SET OF TASKS:
1) Reproduce the passage of the Gen-Z and CXL article from "Last year, the" to "consortium will close.".
2) Write what comes next in the Gen-Z and CXL article, beginning after its last sentence.

[DOCUMENT SEGMENT start]

Gen-Z begins finalising operations as CXL begin absorbing the consortium's assets

Why compete when both Gen-Z and CXL wants the same thing?

Gen-Z begins finalising operations as CXL begin absorbing the consortium's assets

The Gen-Z Consortium is finalising its operations  

It took a long time for PCI-Express to move past version 3.0 of its standard, limiting bandwidth that could be used to connect CPUs to other hardware in a low latency manner. While PCI-SIG has worked hard to push things forward in recent years, quickly launching PCIe 4.0, 5.0 and 6.0 over the past few years, the time it took the organisation to aggressively push things forward forced several groups to consider the post-PCIe era. 

The Compute Express Link (CXL), and Gen-Z Consortiums were set up to improve how future PC components communicate with each other. Specifically, both consortiums plan to enable low latency memory sharing between CPUs, graphics cards, FPGAs and other accelerators. In theory, products could use the memory of other devices to increase their own performance. 

Last year, the CXL and Gen-Z consortiums came to a simple conclusion, that both of them wanted the same things. Both organisations shared 80% of their members, and when both consortium had such similar goals, it made a lot of sense for both consortiums to work together. After extensive talks, both consortiums revealed their intentions to come together, with Gen-Z giving CXL all of their assets. After the asset transfer is complete, the Gen-Z consortium will close.

[DOCUMENT SEGMENT end]
[PROVIDED DATA start]

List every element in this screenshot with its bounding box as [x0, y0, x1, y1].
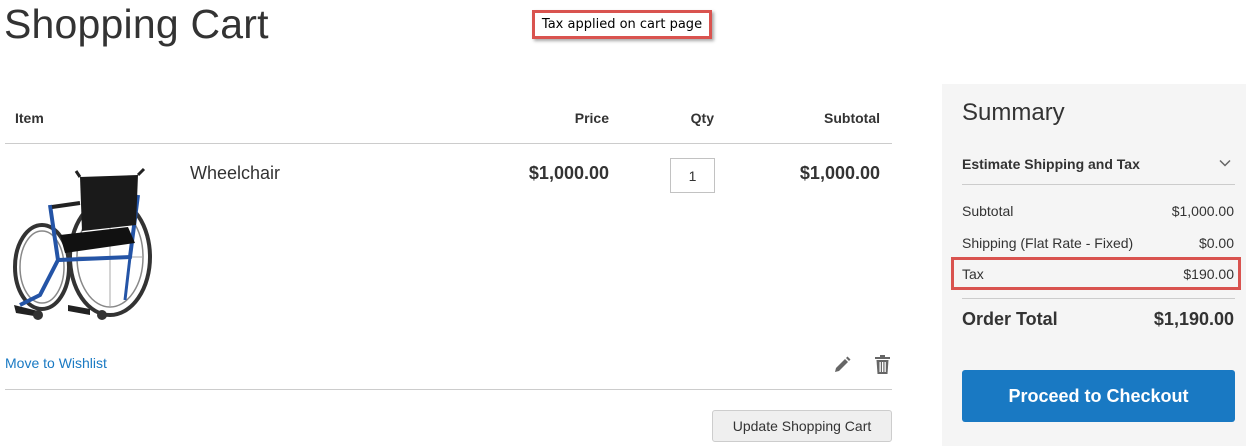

[PROVIDED DATA end]

ANSWERS FOR THE EXERCISE:
1)
Last year, the CXL and Gen-Z consortiums came to a simple conclusion, that both of them wanted the same things. Both organisations shared 80% of their members, and when both consortium had such similar goals, it made a lot of sense for both consortiums to work together. After extensive talks, both consortiums revealed their intentions to come together, with Gen-Z giving CXL all of their assets. After the asset transfer is complete, the Gen-Z consortium will close.

2)
This shift will allow CXL to benefit from the work of Gen-Z and allow their joint membership to focus on a single organisation, not two. Closing down Gen-Z will prevent needless fragmentation between both of the consortium's standards, and allow CXL to gain more momentum.

Below is a statement from Gen-Z's leadership about the consortium's planned closure. 

    As announced in November, 2021, the CXL Consortium and Gen-Z Consortium have identified synergies between the two consortia that resulted in the signing of a Letter of Intent that has allowed us to explore the transfer of Gen-Z Specifications and all other assets to the CXL Consortium for hosting and future management.

At the start of 2022, both parties agreed to the terms of the transfer and on January 28, 2022, the members of the Gen-Z Consortium concurred that the asset transfer and Consortium dissolution was the appropriate next step.

Upon completion of the asset transfer, the Gen-Z Consortium will begin finalizing operations.

Gen-Z Consortium Member companies will be contacted in the coming days by Gen-Z Admin with details on their specific membership benefits related to the agreement with CXL.

Questions regarding the industry efforts related to the development of a memory coherent interface under the CXL Consortium, please contact [email protected]

The Gen-Z Consortium leadership extends its profound gratitude to its members and supporters for five incredible years helping to drive the industry ecosystem to achieve our original mission and goals. We are excited for what the future brings!

- Hiren Patel, Gen-Z Consortium President

Gen-Z begins finalising operations as CXL begin absorbing the consortium's assets

Is Gen-Z's end a good thing?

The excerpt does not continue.